### INFORMATION SUPPLIED

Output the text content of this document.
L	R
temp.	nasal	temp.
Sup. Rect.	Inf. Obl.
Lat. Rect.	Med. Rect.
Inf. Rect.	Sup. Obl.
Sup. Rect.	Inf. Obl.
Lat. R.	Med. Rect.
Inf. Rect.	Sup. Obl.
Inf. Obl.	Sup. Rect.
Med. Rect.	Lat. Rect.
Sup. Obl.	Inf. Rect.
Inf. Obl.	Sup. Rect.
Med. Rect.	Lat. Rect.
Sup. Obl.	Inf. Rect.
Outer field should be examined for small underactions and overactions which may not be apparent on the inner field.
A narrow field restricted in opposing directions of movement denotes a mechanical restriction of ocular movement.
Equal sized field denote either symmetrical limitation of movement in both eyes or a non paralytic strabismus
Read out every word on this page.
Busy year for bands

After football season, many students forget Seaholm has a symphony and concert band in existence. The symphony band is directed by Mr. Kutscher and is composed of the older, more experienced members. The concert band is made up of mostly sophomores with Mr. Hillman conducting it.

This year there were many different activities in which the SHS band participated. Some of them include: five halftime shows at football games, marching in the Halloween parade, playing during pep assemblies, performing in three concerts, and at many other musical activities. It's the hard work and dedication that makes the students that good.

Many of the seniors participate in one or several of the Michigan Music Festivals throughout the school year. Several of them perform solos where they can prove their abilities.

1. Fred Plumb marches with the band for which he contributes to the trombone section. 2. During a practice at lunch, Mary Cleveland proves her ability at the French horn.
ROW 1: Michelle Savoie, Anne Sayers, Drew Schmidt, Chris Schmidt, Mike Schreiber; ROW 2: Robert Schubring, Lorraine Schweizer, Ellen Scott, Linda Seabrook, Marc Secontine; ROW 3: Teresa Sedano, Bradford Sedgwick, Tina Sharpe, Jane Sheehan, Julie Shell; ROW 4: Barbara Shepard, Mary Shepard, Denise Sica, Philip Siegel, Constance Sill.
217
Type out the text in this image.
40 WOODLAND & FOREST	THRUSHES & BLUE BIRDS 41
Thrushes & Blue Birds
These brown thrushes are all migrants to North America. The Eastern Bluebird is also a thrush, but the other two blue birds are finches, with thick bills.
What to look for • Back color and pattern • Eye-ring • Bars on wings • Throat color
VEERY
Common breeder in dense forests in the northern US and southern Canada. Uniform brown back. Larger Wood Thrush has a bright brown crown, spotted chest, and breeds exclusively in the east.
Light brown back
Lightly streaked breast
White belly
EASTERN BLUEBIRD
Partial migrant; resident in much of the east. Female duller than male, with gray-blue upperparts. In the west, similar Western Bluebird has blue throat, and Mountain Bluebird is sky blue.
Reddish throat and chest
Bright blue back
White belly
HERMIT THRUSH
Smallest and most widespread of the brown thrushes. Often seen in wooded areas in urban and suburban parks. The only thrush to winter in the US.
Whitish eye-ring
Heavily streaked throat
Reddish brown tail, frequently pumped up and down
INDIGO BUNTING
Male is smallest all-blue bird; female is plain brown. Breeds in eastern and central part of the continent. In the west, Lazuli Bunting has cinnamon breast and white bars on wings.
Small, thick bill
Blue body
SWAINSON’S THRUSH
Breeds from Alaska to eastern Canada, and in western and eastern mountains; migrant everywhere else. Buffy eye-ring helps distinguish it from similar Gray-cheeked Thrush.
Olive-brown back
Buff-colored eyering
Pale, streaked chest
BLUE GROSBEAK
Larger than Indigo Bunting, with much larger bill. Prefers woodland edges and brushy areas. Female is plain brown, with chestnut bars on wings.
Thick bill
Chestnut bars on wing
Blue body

### EXERCISE DIRECTIONS
Search the entries for the word "plain", then list each line that holds it.

### THE COMPLETED TASK
Male is smallest all-blue bird; female is plain brown. Breeds in eastern and central part of the continent. In the west, Lazuli Bunting has cinnamon breast and white bars on wings.
Larger than Indigo Bunting, with much larger bill. Prefers woodland edges and brushy areas. Female is plain brown, with chestnut bars on wings.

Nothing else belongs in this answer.